Phytohormones play important roles in regulating the growth and development of plants while also helping alleviate abiotic stresses. Phytohormones are commonly considered plant growth regulators that primarily include abscisic acid (ABA), gibberellin (GA), ethylene (ET), cytokinins, and auxin (especially indoleacetic acid or IAA). Some microorganisms can produce or regulate phytohormones that can help plants tolerate or avoid salt stress. For example, inoculation with Pseudomonas putida Rs-198 increased the germination rate and seedling growth of cotton during salt stress while concomitantly leading to increased IAA concentrations and decreased ABA concentrations in plants [56]. Inoculation of cucumbers with three plant growth-promoting bacteria, namely Burkholdera cepacia SE4, Promicromonospora sp. SE188, and Acinetobacter calcoaceticus SE370 strain, to evaluate their effects during salt stress suggested that they might be associated with the downregulation of ABA and the upregulation of SA and GA4 in plants [57]. Further, Trichoderma asperellum Q1 can produce IAA, GA, and ABA, and inoculation of plants with this strain increased the concentrations of these three phytohormones and alleviated salt damage to cucumber seedlings [58]. Transcriptome analysis also revealed that inoculation with Bacillus amyloliquefaciens FZB42 induced transcription of ET and jasmonic acid (JA)-related genes in Arabidopsis thaliana during salt stress, while the inoculation of Arabidopsis-related mutations further confirmed that strain FZB42 might induce salt tolerance in plants by activating plant ET and JA signaling rather than through an ABA-dependent pathway [59]. However, inoculation with the PGPB B. amyloliquefaciens RWL-1 strain that can produce ABA in rice plants experiencing increasing salt concentration stress led to decreased ability to produce ABA (and decreased concentrations in plants) but significantly improved salt tolerance, with SA concentrations also increasing [60]. Thus, plants often exhibit variable concentrations of phytohormones after inoculation with microorganisms, and inoculation with microorganisms that produce certain phytohormones does not necessarily lead to their increased concentrations in plants. Consequently, the specific relationships among microbial hormone production, their regulation of plant endogenous hormones, and plant salt tolerance require further study.

### Data supplied
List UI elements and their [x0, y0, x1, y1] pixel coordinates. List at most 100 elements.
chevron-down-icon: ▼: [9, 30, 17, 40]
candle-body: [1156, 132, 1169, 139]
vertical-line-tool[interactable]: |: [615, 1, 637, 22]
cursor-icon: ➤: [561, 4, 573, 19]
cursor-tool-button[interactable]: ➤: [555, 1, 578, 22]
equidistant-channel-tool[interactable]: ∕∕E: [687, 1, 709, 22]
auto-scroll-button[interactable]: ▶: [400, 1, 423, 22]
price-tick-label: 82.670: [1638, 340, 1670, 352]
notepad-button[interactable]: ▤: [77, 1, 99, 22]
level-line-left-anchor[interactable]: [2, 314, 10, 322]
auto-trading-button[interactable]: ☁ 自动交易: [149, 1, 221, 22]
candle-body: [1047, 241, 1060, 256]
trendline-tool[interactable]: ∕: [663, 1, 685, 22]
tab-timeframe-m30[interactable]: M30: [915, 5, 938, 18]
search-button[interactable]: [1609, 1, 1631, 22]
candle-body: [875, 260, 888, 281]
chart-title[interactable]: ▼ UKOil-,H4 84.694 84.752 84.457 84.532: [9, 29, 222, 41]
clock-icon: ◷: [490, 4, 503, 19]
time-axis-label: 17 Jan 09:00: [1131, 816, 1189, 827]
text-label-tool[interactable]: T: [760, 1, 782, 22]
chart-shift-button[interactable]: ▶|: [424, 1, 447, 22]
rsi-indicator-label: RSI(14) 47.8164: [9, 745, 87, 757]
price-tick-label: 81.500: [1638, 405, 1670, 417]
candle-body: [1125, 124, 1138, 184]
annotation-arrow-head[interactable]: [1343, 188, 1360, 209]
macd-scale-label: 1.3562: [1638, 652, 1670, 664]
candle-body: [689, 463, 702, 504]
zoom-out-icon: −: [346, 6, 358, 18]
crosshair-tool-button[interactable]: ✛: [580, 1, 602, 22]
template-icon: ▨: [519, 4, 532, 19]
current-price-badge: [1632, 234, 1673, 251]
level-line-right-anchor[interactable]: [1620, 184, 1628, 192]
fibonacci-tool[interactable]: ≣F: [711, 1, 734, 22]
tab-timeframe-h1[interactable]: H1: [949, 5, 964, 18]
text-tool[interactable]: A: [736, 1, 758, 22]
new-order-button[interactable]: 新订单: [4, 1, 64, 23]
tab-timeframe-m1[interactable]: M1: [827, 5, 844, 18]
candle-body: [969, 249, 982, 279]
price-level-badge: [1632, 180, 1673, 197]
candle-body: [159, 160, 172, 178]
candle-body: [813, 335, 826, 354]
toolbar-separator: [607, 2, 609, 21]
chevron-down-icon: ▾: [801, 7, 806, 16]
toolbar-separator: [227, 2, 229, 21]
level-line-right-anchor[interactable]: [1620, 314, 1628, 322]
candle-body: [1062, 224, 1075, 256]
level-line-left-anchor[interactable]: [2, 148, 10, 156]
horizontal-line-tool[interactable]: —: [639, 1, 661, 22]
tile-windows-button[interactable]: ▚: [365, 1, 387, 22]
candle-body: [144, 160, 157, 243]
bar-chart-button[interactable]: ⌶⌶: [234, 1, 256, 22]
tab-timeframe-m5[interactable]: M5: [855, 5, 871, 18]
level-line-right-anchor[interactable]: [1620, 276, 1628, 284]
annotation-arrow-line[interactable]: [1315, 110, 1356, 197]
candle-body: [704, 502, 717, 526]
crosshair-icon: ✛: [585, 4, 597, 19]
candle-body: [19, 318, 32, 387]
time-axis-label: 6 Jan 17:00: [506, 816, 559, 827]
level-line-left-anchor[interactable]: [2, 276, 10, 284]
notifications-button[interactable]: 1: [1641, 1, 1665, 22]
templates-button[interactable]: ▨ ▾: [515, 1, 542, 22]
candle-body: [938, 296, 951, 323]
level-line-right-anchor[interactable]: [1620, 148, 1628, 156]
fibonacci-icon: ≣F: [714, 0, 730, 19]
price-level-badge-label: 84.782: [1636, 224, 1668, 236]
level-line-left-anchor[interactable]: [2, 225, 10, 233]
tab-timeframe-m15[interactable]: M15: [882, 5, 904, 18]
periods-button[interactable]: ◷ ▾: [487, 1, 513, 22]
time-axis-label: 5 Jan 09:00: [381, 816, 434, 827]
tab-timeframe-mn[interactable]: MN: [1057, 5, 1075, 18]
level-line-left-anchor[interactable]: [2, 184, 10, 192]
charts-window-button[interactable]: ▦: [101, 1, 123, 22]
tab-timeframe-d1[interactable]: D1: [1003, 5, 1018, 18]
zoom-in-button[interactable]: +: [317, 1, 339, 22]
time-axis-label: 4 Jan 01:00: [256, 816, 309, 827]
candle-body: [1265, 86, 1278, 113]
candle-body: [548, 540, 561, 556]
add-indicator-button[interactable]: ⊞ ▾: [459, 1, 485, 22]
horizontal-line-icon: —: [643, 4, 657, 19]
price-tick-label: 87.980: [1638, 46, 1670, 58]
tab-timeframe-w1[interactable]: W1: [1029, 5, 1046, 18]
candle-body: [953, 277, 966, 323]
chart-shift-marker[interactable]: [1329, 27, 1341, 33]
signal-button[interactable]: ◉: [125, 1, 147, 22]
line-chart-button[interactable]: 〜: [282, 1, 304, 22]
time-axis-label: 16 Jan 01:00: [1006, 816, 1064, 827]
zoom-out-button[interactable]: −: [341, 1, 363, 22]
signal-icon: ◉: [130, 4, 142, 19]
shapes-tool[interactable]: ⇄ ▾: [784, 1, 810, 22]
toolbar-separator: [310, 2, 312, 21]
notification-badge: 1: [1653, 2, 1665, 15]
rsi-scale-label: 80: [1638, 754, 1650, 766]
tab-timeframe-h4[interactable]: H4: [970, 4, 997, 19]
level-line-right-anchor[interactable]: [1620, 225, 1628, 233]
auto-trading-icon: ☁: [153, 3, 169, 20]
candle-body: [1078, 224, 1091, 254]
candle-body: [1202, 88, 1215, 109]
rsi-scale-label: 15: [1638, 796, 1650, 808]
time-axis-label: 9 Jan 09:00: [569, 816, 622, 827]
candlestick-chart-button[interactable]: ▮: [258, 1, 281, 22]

### Problems and tasks
[1] In the text on phytohormones and salt stress, which strain produces IAA, GA, and ABA and alleviated salt damage to cucumber seedlings?
[2] Extend the text on phytohormones and salt stress by writing what comes after its final sentence.

### List of answers
[1] Trichoderma asperellum Q1

[2]
PGPB that produce 1-aminocyclopropane-1-carboxylate (ACC) deaminase are thought to reduce ethylene levels and improve plant growth under salt stress because the salt tolerance of barley was improved after inoculation with some ACC deaminase-producing microorganisms [11]. In one study, barley seedlings inoculated with Hartmannibacter diazotrophicus E19^T were exposed to 200 mM and 400 mM NaCl for 2 h, revealing reduced ethylene release and improved salt tolerance, indicating that this might be due to ACC deaminases produced by microorganisms [45]. An investigation of the molecular mechanism of Pseudomonas fluorescens SBW25 and Pseudomonas putida T2440 in improving salt tolerance of barley indicated the presence of greater downregulated genes associated with ABA biosynthesis and regulation but more upregulated genes related to JA, ethylene, and SA biosynthesis [17]. Further, inoculation of the PGPB Bacillus mojavensis S1 and Pseudomonas fluorescens S3 alleviated damage from salt stress to barley and induced plants to produce large amounts of IAA [38].